--- start of PROVIDED ENTRIES ---
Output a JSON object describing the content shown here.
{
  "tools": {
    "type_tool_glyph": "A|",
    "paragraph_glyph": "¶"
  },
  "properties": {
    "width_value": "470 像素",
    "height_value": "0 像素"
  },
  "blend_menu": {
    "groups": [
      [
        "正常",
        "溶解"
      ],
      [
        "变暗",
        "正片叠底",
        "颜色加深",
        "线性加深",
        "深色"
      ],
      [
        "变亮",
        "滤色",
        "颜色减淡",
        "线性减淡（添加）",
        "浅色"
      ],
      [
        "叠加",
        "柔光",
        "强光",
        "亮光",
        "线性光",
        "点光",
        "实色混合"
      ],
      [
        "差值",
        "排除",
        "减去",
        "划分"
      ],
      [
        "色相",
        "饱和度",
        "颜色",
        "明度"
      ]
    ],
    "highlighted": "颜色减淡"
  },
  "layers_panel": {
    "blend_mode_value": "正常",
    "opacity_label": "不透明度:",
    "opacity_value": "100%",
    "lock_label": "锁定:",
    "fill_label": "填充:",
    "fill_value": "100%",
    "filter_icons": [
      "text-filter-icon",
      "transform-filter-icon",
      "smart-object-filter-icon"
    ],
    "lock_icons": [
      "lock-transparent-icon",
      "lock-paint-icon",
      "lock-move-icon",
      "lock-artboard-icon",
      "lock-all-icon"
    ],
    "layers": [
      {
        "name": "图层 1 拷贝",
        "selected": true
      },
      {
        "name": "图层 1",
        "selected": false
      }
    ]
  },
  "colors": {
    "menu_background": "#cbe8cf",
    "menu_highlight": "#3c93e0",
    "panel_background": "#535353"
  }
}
--- end of PROVIDED ENTRIES ---
OBJECTIVE: Every record should be repeated exactly; please leave none out.

FINAL RESULT:
Output a JSON object describing the content shown here.
{
  "tools": {
    "type_tool_glyph": "A|",
    "paragraph_glyph": "¶"
  },
  "properties": {
    "width_value": "470 像素",
    "height_value": "0 像素"
  },
  "blend_menu": {
    "groups": [
      [
        "正常",
        "溶解"
      ],
      [
        "变暗",
        "正片叠底",
        "颜色加深",
        "线性加深",
        "深色"
      ],
      [
        "变亮",
        "滤色",
        "颜色减淡",
        "线性减淡（添加）",
        "浅色"
      ],
      [
        "叠加",
        "柔光",
        "强光",
        "亮光",
        "线性光",
        "点光",
        "实色混合"
      ],
      [
        "差值",
        "排除",
        "减去",
        "划分"
      ],
      [
        "色相",
        "饱和度",
        "颜色",
        "明度"
      ]
    ],
    "highlighted": "颜色减淡"
  },
  "layers_panel": {
    "blend_mode_value": "正常",
    "opacity_label": "不透明度:",
    "opacity_value": "100%",
    "lock_label": "锁定:",
    "fill_label": "填充:",
    "fill_value": "100%",
    "filter_icons": [
      "text-filter-icon",
      "transform-filter-icon",
      "smart-object-filter-icon"
    ],
    "lock_icons": [
      "lock-transparent-icon",
      "lock-paint-icon",
      "lock-move-icon",
      "lock-artboard-icon",
      "lock-all-icon"
    ],
    "layers": [
      {
        "name": "图层 1 拷贝",
        "selected": true
      },
      {
        "name": "图层 1",
        "selected": false
      }
    ]
  },
  "colors": {
    "menu_background": "#cbe8cf",
    "menu_highlight": "#3c93e0",
    "panel_background": "#535353"
  }
}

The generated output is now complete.